Passage shown:
Mansfield Park Movie Review
Mansfield Park Review

"Mansfield Park" Overview

Rating: PG-13
1999
Cast and Crew
Director : Patricia RozemaProducer : Sarah Curtis
Screenwiter : Patricia Rozema
Starring : Embeth Davidtz,Jonny Lee Miller,Alessandro Nivola,Frances O'Connor,Harold Pinter,Lindsay Duncan,Sheila Gish
What is it about Jane Austen? This box-office stalwart has inspired five major
film adaptations in the '90s (six counting the excellent BBC/A&E production of
Pride and Prejudice in 1995).
I think I know what Austen's secret is: Her books are recent, but not modern.
Her central characters have good manners and triumph over bad marriages or
economic straits, instead of succumbing to their own vices or whining too much
about their problems.
Mansfield Park is the last of Austen's major novels to be filmed recently, and
I think it is usually considered Austen's weakest novel, though not too weak
for cynical filmmakers to try to squeeze a bit more cash out of the writer's
legacy.
Writer-director Patricia Rozema's cynicism comes out in other ways in this
film, too. She transforms Austen's diffident, quiet heroine Fanny Price
(Frances O'Connor) into a sassy, '90s, politically-aware attitude girl who
shows up the fatuousness of most of the other characters. Only Edmund Bertram
(Jonny Lee Miller), Fanny's true friend and ultimate love interest, meets her
approval.

Annotated element listings

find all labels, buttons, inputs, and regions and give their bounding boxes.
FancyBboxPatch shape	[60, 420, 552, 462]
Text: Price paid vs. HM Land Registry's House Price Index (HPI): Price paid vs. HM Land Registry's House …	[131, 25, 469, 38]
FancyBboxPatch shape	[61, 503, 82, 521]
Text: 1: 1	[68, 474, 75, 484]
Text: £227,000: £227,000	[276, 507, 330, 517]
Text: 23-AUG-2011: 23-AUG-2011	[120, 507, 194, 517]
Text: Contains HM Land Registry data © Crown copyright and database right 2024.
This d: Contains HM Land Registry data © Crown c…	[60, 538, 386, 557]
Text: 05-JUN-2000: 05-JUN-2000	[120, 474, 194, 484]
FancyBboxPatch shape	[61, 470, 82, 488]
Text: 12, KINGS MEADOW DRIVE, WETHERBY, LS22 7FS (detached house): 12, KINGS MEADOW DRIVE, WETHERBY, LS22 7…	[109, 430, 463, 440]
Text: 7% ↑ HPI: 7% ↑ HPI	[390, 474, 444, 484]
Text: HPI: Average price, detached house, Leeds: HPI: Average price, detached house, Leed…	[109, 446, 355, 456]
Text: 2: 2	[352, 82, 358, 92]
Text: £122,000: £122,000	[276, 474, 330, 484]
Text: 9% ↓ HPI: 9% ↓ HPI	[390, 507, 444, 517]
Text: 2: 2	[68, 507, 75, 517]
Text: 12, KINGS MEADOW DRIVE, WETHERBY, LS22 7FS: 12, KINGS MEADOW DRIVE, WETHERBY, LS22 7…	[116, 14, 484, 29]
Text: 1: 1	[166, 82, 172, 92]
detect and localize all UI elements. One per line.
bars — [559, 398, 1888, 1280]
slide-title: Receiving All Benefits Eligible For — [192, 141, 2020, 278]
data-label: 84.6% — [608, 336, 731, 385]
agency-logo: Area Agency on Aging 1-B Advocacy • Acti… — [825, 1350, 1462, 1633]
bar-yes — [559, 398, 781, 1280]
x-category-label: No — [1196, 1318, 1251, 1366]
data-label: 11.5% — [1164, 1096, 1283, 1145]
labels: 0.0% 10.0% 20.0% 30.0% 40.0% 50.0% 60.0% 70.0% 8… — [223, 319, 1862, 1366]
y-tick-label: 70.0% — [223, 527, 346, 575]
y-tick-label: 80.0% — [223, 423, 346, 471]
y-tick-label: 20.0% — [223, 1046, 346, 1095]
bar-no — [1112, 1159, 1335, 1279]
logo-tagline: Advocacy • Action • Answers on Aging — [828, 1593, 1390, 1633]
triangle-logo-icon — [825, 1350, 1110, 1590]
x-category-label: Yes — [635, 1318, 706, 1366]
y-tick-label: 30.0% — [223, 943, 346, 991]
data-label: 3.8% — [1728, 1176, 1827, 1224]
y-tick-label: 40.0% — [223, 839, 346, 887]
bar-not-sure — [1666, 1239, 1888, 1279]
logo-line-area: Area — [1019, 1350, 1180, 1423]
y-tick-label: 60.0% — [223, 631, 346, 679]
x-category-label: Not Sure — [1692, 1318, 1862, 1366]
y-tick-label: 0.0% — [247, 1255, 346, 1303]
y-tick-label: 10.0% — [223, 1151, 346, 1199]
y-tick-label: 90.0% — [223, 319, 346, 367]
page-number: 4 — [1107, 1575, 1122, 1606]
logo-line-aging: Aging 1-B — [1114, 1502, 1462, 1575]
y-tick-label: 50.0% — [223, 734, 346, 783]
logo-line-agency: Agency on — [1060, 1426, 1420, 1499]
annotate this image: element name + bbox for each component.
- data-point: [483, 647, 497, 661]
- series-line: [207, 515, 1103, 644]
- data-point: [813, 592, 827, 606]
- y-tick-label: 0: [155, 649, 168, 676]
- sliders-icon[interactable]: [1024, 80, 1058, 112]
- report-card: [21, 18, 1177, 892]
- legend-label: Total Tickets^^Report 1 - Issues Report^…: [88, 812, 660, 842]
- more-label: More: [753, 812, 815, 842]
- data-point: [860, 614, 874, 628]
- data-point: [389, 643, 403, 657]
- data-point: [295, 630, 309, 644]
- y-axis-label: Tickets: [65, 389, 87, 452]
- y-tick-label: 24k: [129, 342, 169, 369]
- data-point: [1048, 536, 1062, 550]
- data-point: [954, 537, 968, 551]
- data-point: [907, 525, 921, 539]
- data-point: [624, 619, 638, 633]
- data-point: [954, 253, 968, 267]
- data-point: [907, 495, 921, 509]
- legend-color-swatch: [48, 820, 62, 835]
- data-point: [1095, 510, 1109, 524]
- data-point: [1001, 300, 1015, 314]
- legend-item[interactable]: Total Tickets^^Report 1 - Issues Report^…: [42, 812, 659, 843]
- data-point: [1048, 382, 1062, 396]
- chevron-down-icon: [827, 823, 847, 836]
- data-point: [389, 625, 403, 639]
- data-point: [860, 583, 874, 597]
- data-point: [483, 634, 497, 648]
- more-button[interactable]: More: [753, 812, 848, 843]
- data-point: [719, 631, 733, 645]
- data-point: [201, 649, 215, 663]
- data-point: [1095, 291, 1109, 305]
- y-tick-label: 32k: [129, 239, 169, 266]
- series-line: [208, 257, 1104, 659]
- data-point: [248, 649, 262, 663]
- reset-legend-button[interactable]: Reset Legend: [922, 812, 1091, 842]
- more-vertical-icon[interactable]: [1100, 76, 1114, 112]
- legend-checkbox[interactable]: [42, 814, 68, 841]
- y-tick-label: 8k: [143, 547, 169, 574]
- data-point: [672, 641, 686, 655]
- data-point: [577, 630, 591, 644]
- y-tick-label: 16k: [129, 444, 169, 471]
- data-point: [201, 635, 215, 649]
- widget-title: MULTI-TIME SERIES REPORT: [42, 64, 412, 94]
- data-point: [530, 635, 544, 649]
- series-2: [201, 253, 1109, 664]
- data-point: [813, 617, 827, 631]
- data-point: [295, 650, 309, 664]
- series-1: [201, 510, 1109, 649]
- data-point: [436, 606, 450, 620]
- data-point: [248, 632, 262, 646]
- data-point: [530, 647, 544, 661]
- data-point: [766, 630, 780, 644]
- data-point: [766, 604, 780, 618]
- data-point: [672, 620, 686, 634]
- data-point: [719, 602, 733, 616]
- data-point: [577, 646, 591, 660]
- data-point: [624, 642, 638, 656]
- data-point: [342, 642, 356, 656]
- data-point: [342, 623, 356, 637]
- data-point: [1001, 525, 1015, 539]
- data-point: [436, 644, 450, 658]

Problem 1:
Answer these questions from the Mansfield Park review:
(a) What rating does the film carry?
(b) How many major film adaptations in the '90s does the review say Jane Austen has inspired, not counting the BBC/A&E production?
(c) Which actor plays Fanny Price?
Problem 2: Transcribe the Mansfield Park review from "Her central characters" up to and including "about their problems.".
The data stand apart from the review and are separate material.

Correct result 1:
(a) PG-13
(b) Five
(c) Frances O'Connor

Correct result 2:
Her central characters have good manners and triumph over bad marriages or
economic straits, instead of succumbing to their own vices or whining too much
about their problems.